Task details: Search the material for the string "screenshot", then return every line where it is found.

++++ Input material ++++

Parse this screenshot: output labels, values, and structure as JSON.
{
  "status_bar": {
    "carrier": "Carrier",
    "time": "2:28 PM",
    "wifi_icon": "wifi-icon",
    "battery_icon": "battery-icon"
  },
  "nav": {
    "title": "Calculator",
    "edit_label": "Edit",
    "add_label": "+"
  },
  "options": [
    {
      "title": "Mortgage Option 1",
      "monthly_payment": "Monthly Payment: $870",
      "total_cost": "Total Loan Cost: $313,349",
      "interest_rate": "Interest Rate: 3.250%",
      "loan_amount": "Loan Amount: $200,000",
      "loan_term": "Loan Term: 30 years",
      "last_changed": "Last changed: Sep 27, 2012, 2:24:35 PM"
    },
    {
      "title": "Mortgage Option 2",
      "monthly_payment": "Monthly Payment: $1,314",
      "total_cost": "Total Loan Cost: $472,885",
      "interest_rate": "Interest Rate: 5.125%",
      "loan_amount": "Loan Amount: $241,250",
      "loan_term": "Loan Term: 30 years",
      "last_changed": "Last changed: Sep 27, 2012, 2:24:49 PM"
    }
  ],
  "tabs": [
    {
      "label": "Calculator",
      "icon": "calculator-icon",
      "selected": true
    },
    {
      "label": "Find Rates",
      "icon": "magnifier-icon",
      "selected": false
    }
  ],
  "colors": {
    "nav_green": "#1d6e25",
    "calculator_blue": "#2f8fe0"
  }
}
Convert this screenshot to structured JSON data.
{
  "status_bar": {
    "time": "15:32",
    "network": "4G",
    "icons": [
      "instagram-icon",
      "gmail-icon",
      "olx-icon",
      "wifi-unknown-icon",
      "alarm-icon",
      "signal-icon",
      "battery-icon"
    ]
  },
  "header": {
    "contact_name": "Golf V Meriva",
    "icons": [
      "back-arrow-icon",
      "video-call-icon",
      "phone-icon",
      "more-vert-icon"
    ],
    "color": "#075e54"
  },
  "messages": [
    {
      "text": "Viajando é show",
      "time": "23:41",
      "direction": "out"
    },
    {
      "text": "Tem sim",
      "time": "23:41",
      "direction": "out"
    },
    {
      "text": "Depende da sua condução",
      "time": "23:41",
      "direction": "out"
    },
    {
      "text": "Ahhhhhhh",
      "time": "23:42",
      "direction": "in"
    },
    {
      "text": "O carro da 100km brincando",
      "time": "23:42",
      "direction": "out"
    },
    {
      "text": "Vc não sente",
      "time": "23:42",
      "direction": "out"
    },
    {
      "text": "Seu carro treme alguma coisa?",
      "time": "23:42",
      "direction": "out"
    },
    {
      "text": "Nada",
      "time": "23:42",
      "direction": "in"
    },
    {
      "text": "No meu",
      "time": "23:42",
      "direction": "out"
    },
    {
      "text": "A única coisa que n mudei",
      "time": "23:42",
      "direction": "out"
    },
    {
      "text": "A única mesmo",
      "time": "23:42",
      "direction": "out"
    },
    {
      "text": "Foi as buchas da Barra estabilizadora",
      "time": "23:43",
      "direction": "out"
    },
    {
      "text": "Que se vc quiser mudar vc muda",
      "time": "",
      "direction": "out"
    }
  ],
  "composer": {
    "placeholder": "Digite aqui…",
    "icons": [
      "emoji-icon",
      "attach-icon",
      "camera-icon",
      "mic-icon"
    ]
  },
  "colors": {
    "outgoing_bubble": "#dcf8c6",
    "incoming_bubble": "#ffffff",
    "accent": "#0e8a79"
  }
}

++++

Written reply:
Parse this screenshot: output labels, values, and structure as JSON.
Convert this screenshot to structured JSON data.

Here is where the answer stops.